Quels sont les liens entre l’écologie et la tradition Taoïste ? Qu’est-ce que les enseignements traditionnels ont à nous apprendre sur un positionnement face à la nature ? Sur la protection de l’environnement ? Face à l’éco-anxiété ? Baigné de nombreuses années dans des enseignements traditionnels, notamment la culture taoïste, Amaël Ferrando nous offre un autre regard sur l’écologie, la protection de l’environnement et l’éco-anxiété…
Introduction
Actuellement l’environnement, la protection de l’environnement, et plus généralement l’écologie, c’est quelque chose qui occupe beaucoup le débat public et qui occupe beaucoup les préoccupations de chacun. Il y a certains d’entre nous qui sont touchés d’éco-anxiété, particulièrement des jeunes qui sont extrêmement préoccupés par ces choses là.

■ ■ ■ ■ ■

* _Objectif visé_
Dans le passage sur l’écologie et la tradition taoïste, recopiez la partie qui commence par les mots contenant "Quels sont les" et se termine par "ces choses là.", en substituant "angoisse écologique" à "éco-anxiété". Le matériel qui suit est indépendant de ce passage.

[Du matériel]
■ ■ ■ ■ ■

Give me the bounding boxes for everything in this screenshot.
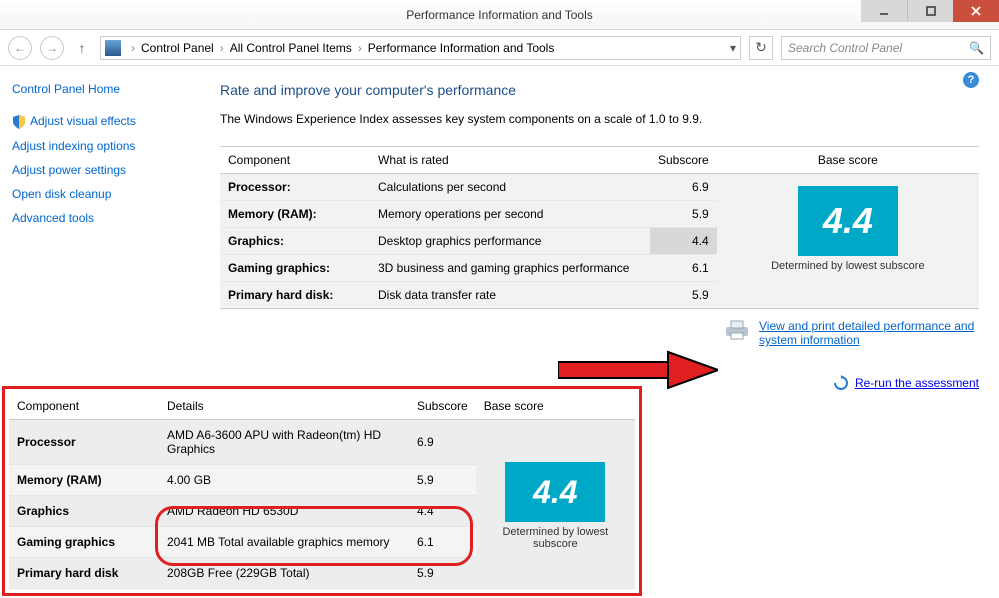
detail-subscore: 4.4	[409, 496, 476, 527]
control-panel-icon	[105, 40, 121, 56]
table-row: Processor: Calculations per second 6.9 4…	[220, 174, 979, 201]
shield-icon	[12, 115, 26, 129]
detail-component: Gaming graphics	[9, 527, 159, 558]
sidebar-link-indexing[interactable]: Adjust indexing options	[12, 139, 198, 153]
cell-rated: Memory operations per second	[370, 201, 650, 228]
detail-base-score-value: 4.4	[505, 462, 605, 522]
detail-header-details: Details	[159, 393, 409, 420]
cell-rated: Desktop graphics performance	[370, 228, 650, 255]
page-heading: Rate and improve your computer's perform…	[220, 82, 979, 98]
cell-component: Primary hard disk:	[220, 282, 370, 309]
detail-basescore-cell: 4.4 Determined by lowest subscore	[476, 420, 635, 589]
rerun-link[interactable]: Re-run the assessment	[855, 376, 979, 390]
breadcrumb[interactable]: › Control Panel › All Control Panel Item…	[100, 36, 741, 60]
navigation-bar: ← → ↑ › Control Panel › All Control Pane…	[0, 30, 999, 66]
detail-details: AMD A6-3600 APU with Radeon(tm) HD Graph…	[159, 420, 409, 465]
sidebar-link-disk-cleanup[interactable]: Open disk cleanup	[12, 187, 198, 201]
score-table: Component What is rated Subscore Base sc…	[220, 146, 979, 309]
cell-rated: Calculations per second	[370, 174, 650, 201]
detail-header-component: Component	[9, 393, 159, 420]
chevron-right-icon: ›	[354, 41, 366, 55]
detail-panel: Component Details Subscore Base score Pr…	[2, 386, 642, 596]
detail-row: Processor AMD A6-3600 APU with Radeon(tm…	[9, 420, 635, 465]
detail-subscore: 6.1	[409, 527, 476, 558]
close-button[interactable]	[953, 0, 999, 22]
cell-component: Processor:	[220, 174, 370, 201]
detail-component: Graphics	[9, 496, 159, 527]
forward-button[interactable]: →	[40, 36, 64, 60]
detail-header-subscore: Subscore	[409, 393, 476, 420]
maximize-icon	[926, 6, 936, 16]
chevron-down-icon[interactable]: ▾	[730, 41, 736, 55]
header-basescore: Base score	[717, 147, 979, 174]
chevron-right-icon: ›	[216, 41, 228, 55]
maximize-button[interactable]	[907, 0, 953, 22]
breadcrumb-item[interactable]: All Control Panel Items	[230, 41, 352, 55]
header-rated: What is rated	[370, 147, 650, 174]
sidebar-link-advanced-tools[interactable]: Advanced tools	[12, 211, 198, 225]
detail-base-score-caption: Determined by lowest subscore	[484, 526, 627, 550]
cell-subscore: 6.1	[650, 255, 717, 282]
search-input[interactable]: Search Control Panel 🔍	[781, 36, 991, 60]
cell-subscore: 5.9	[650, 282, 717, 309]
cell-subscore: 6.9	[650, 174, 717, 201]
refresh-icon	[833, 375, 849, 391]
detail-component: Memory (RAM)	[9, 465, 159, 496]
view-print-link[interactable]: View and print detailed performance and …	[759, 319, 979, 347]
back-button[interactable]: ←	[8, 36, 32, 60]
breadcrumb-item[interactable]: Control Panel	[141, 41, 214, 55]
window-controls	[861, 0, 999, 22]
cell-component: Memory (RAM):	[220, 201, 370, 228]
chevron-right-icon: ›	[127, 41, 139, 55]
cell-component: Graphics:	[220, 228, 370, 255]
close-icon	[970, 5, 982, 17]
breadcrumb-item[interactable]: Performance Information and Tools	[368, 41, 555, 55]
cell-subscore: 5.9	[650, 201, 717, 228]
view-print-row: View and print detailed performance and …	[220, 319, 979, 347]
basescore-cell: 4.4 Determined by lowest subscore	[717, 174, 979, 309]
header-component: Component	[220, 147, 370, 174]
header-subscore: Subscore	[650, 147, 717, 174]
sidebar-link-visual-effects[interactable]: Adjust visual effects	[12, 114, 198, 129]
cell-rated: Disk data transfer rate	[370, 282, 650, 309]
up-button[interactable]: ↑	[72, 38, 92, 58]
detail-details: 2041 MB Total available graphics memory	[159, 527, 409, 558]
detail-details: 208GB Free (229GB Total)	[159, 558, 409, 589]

■ ■ ■ ■ ■

* _Résultat_
Quels sont les liens entre l’écologie et la tradition Taoïste ? Qu’est-ce que les enseignements traditionnels ont à nous apprendre sur un positionnement face à la nature ? Sur la protection de l’environnement ? Face à l’angoisse écologique ? Baigné de nombreuses années dans des enseignements traditionnels, notamment la culture taoïste, Amaël Ferrando nous offre un autre regard sur l’écologie, la protection de l’environnement et l’angoisse écologique…
Introduction
Actuellement l’environnement, la protection de l’environnement, et plus généralement l’écologie, c’est quelque chose qui occupe beaucoup le débat public et qui occupe beaucoup les préoccupations de chacun. Il y a certains d’entre nous qui sont touchés d’angoisse écologique, particulièrement des jeunes qui sont extrêmement préoccupés par ces choses là.